#### [STATED EXERCISE]
Please pull out every line that includes the string "title".

#### [SOURCE DATA]
○ ○ ○ ○ ○ ○ ○

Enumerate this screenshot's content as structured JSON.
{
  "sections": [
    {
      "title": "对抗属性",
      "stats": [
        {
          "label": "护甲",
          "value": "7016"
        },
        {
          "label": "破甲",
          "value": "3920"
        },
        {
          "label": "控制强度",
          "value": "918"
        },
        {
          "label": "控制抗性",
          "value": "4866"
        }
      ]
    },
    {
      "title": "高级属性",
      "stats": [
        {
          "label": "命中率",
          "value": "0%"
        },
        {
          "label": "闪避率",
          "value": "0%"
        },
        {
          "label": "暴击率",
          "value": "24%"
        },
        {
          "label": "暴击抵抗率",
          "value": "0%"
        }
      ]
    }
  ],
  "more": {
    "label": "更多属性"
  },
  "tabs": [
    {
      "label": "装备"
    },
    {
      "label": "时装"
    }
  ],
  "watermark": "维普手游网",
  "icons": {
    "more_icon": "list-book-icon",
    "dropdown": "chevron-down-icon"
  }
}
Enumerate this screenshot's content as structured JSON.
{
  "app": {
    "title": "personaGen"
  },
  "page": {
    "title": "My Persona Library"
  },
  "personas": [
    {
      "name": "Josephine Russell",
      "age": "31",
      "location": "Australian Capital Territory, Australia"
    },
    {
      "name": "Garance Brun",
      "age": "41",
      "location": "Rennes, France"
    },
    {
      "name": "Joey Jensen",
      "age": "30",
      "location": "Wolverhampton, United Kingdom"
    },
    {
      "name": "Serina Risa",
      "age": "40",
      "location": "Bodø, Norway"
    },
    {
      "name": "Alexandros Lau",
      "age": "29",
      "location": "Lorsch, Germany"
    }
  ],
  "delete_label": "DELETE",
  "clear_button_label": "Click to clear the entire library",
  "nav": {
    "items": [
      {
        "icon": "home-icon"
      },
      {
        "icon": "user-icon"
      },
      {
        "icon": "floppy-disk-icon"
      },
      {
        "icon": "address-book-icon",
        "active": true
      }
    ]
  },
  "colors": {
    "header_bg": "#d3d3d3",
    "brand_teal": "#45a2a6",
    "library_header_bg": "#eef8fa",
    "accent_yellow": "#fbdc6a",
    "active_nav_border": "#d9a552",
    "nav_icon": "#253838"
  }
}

○ ○ ○ ○ ○ ○ ○

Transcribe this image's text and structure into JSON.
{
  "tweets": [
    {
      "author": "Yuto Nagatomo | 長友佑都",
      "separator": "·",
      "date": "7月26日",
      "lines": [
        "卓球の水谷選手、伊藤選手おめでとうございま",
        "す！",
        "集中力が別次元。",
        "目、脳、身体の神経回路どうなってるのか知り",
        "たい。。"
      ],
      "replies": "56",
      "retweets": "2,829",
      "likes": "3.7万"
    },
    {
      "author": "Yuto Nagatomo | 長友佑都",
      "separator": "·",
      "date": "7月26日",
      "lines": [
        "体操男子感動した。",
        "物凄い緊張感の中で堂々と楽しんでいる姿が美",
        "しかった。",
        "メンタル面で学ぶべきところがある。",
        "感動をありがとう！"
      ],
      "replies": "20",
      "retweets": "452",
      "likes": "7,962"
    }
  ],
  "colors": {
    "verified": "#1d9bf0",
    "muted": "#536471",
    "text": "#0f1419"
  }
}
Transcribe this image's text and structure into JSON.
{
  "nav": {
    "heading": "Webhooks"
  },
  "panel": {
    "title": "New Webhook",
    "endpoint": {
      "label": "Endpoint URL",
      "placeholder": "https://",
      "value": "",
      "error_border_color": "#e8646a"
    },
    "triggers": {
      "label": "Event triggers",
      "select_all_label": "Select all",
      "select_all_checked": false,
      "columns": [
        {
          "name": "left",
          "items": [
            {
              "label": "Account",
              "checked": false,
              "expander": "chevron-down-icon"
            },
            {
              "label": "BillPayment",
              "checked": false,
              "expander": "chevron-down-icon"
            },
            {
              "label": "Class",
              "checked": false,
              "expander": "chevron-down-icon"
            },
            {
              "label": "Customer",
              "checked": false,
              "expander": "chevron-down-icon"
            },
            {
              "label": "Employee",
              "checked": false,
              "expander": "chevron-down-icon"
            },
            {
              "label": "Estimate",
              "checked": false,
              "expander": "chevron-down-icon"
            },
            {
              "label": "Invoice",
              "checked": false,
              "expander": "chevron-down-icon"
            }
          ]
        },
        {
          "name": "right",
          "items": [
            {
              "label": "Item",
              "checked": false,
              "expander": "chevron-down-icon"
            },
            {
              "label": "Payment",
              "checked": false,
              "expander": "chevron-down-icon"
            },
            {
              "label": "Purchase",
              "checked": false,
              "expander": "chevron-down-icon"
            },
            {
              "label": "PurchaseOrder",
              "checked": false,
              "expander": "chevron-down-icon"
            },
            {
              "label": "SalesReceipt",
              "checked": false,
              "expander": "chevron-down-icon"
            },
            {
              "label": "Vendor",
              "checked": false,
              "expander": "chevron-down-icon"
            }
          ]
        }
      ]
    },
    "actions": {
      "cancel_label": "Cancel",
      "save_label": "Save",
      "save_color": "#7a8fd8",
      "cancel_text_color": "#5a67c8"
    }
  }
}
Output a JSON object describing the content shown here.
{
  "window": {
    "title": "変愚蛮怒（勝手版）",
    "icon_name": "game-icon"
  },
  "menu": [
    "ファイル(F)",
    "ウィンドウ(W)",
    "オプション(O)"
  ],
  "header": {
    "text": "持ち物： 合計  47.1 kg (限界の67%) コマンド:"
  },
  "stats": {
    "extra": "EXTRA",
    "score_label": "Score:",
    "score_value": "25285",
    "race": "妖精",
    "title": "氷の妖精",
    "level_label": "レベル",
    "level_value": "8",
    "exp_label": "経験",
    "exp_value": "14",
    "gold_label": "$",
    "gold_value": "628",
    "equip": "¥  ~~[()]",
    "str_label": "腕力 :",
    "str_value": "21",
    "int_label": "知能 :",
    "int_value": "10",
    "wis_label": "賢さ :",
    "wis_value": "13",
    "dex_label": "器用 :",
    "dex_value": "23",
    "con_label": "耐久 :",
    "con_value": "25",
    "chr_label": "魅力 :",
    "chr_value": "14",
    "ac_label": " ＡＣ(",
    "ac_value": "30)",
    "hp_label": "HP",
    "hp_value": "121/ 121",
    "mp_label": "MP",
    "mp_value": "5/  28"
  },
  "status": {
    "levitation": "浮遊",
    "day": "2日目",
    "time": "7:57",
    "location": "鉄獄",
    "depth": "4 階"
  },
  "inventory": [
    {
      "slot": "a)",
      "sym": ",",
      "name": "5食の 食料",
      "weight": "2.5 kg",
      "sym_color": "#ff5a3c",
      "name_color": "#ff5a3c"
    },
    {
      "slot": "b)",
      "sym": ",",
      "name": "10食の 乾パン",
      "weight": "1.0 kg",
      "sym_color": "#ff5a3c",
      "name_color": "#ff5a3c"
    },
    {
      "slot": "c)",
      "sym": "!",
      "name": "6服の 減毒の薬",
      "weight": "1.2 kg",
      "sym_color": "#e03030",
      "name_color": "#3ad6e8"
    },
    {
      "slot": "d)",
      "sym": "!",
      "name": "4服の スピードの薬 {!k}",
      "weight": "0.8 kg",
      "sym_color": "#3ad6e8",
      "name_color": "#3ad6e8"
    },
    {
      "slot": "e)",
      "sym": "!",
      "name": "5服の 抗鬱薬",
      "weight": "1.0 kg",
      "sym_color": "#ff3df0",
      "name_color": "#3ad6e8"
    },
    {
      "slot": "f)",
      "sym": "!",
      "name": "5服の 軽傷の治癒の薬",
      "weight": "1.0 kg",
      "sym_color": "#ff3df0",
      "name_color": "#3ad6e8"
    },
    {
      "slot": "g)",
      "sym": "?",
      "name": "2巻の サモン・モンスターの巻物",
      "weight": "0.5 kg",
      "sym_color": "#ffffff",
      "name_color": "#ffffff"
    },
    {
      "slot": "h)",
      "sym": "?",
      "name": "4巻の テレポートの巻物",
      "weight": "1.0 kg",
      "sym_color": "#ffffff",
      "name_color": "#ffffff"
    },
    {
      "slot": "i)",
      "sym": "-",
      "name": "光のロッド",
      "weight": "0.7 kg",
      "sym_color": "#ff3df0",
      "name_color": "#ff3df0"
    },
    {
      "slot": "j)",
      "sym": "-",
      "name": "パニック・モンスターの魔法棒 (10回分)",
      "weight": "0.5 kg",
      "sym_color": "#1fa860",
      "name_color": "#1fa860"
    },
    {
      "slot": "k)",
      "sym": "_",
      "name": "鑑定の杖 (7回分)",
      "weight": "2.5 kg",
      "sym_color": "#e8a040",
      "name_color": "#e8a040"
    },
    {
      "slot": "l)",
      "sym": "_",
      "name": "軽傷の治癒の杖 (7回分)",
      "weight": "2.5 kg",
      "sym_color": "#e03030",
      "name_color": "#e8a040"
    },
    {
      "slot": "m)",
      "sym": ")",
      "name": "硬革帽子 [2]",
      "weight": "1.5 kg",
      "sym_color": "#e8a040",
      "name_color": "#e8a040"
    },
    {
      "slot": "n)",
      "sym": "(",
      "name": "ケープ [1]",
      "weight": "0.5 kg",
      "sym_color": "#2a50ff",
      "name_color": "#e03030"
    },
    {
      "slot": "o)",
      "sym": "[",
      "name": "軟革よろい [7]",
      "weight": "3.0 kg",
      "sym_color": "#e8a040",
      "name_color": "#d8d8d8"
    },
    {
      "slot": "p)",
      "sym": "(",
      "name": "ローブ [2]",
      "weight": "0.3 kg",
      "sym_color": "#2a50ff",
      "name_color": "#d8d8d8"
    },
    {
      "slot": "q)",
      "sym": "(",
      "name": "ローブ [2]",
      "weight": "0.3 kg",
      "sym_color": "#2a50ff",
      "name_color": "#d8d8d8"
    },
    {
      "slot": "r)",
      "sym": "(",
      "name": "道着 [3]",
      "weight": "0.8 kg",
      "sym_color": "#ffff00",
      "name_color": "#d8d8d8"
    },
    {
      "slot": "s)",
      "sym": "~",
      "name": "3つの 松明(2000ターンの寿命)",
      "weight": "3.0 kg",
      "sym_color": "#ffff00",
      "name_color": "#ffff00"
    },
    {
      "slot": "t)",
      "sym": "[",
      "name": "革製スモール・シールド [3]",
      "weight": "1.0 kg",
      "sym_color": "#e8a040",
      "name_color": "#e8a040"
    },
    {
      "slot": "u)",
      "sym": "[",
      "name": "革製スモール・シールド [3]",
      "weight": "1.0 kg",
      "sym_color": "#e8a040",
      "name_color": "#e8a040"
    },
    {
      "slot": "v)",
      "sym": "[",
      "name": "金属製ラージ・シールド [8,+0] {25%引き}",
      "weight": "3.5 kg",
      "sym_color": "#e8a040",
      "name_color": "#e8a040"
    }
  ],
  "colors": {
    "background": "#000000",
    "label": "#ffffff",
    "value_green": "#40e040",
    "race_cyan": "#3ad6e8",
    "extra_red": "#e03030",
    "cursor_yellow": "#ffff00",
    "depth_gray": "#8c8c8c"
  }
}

○ ○ ○ ○ ○ ○ ○

#### [ANSWER TO THIS EXERCISE]
      "title": "对抗属性",
      "title": "高级属性",
    "title": "personaGen"
    "title": "My Persona Library"
    "title": "New Webhook",
    "title": "変愚蛮怒（勝手版）",
    "title": "氷の妖精",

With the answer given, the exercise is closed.